## Problem
Without the pictures, return each record as it appears.

************

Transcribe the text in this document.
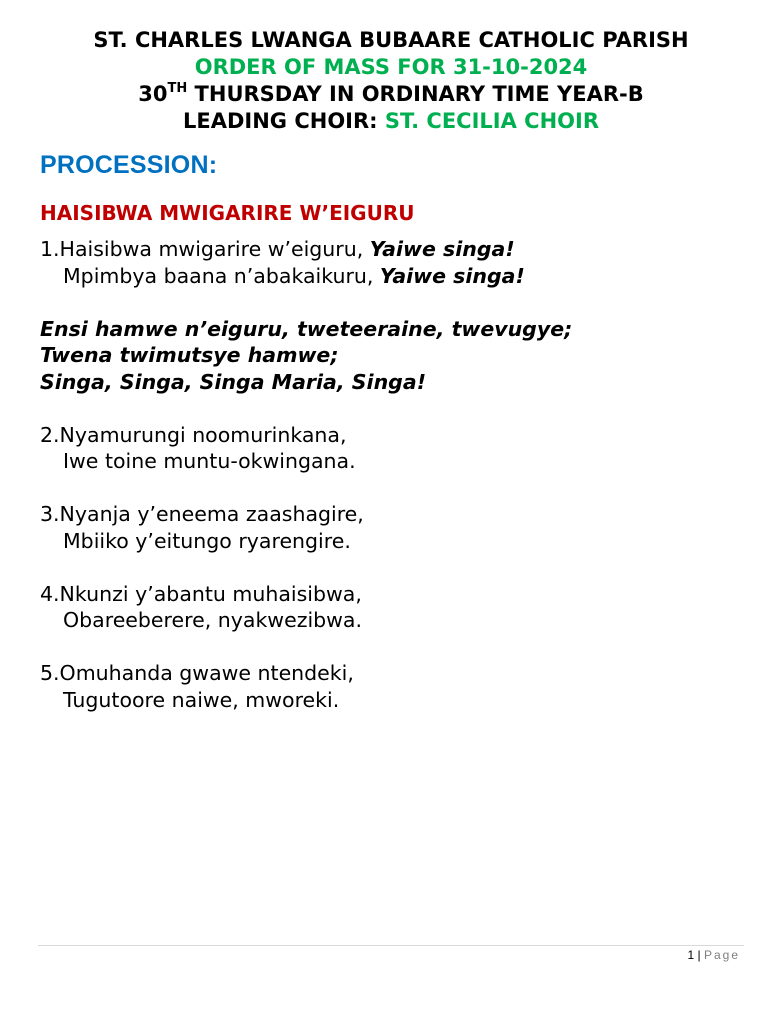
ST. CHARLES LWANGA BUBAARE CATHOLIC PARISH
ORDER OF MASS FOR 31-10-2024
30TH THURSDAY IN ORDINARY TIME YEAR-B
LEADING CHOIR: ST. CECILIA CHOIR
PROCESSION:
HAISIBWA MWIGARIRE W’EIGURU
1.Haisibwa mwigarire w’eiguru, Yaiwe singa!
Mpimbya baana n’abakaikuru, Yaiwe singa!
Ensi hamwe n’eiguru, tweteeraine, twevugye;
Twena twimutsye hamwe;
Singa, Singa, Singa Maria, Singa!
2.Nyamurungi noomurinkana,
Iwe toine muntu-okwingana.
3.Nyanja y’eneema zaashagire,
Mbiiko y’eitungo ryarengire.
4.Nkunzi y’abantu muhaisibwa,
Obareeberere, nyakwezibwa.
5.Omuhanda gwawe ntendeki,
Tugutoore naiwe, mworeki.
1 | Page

************

## Answer to the problem
Transcribe the text in this document.
ST. CHARLES LWANGA BUBAARE CATHOLIC PARISH
ORDER OF MASS FOR 31-10-2024
30TH THURSDAY IN ORDINARY TIME YEAR-B
LEADING CHOIR: ST. CECILIA CHOIR
PROCESSION:
HAISIBWA MWIGARIRE W’EIGURU
1.Haisibwa mwigarire w’eiguru, Yaiwe singa!
Mpimbya baana n’abakaikuru, Yaiwe singa!
Ensi hamwe n’eiguru, tweteeraine, twevugye;
Twena twimutsye hamwe;
Singa, Singa, Singa Maria, Singa!
2.Nyamurungi noomurinkana,
Iwe toine muntu-okwingana.
3.Nyanja y’eneema zaashagire,
Mbiiko y’eitungo ryarengire.
4.Nkunzi y’abantu muhaisibwa,
Obareeberere, nyakwezibwa.
5.Omuhanda gwawe ntendeki,
Tugutoore naiwe, mworeki.
1 | Page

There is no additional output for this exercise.